--- BEGIN ---
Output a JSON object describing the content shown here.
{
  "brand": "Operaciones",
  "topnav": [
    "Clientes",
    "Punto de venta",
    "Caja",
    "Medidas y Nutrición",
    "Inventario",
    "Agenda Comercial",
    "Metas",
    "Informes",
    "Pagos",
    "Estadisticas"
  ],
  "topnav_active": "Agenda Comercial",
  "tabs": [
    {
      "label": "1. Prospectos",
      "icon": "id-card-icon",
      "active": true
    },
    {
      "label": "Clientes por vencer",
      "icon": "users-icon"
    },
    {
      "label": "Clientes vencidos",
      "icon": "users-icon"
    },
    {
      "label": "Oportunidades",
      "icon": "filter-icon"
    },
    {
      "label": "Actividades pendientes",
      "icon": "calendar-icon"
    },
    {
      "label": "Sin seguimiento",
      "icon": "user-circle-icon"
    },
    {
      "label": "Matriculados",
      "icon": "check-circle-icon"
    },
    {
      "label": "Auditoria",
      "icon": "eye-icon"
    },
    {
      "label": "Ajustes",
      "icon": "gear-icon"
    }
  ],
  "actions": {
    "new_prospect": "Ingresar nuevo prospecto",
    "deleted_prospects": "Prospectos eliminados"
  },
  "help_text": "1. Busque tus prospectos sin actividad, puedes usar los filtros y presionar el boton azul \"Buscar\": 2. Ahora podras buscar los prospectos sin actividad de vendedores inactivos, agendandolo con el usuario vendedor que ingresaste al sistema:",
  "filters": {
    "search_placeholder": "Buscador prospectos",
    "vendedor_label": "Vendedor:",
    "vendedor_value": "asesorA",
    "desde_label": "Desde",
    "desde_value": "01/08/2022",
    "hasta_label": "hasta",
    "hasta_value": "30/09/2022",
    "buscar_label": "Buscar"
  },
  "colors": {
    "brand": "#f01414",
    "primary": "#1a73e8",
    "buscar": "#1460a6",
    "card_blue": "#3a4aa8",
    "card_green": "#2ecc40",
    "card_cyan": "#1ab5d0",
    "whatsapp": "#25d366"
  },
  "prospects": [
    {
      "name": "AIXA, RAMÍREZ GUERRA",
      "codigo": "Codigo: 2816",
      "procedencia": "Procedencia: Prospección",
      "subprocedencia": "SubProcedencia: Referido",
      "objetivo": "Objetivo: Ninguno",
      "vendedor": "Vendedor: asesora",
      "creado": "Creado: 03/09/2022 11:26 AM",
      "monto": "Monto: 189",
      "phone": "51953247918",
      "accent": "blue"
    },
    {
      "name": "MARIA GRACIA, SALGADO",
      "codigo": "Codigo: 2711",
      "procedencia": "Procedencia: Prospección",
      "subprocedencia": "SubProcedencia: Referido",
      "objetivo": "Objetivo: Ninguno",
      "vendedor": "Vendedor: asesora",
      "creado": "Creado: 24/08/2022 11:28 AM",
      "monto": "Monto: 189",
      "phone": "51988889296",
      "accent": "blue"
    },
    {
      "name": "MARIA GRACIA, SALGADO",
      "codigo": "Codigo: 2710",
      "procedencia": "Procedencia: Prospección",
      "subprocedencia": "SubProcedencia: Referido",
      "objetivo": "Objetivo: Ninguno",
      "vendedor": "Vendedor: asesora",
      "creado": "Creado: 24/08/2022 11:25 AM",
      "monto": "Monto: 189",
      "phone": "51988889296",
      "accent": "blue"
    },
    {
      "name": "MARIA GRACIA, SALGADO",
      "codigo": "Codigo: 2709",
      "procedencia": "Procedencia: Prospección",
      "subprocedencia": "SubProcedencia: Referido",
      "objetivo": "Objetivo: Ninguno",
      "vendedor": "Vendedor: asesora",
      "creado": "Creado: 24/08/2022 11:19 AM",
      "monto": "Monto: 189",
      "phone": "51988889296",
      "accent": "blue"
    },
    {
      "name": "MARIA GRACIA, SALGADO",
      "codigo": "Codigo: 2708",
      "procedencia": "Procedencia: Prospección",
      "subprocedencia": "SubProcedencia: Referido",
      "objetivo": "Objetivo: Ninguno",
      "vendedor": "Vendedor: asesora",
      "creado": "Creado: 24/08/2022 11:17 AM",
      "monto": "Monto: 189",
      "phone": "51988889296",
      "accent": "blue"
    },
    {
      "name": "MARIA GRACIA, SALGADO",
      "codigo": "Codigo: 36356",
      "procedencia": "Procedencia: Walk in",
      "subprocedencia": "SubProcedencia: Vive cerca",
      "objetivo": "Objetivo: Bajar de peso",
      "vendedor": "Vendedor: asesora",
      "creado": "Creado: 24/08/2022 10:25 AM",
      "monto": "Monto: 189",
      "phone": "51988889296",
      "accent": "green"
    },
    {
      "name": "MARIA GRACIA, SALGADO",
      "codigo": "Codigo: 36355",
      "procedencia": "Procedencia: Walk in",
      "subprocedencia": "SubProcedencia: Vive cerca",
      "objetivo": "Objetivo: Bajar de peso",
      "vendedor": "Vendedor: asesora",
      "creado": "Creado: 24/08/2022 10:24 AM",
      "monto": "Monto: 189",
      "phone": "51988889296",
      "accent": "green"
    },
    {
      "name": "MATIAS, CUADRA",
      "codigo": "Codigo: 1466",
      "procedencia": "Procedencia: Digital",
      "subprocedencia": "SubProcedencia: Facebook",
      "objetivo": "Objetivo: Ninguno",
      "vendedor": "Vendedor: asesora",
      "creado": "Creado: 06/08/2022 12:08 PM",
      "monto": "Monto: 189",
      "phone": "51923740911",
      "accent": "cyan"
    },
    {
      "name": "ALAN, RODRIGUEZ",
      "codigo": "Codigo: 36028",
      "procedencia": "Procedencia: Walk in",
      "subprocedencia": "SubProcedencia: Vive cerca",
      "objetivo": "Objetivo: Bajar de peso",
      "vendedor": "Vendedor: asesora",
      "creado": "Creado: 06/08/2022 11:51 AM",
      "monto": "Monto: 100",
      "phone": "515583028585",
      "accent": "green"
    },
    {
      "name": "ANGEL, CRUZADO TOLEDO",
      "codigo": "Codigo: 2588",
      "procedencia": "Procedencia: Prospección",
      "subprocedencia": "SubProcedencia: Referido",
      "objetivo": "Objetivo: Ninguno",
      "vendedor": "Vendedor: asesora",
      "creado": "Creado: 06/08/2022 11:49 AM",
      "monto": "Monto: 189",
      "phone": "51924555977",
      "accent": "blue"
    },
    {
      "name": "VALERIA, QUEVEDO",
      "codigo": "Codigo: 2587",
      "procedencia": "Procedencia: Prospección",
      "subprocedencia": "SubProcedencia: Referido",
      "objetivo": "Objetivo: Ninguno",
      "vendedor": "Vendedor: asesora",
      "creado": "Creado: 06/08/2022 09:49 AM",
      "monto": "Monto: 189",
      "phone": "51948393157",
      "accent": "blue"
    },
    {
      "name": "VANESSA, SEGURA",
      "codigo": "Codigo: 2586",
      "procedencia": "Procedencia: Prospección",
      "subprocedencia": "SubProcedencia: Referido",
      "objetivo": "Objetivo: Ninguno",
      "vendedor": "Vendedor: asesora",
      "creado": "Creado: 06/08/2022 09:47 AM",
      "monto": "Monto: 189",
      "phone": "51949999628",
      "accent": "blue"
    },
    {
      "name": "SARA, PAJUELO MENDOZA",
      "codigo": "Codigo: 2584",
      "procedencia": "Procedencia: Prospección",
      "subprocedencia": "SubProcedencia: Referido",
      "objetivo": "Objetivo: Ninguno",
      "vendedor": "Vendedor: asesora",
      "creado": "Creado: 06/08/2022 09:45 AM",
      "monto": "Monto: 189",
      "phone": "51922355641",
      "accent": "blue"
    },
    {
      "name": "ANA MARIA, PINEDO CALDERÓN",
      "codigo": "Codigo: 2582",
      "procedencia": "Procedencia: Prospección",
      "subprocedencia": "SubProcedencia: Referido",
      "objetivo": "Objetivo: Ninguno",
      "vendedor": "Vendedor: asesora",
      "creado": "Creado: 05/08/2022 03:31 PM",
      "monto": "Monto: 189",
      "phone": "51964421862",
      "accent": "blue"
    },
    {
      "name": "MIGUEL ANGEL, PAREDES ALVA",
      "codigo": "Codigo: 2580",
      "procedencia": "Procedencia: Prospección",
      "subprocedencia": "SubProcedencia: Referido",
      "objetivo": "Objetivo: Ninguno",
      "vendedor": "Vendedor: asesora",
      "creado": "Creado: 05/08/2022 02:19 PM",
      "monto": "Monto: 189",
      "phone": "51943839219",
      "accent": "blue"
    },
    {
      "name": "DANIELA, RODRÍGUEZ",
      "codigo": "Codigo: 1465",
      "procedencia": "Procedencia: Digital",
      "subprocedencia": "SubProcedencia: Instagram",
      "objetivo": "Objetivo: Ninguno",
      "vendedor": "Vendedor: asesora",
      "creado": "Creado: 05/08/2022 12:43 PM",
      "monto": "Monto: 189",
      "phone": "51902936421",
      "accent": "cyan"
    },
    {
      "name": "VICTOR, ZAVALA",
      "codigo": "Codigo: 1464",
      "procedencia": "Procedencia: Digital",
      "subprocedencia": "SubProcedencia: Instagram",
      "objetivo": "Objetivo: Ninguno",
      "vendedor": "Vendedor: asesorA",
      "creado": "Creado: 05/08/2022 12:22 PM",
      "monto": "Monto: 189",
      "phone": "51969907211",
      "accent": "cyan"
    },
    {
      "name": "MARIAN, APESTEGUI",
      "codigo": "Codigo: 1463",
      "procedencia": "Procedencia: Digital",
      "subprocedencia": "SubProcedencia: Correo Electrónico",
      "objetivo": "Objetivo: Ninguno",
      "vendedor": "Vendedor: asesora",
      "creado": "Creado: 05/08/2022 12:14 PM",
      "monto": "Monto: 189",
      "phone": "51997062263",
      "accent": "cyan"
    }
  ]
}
--- END ---
Work required: Take each line of the material that contains the word "Clientes" and list it.

Exercise answer:
    "Clientes",
      "label": "Clientes por vencer",
      "label": "Clientes vencidos",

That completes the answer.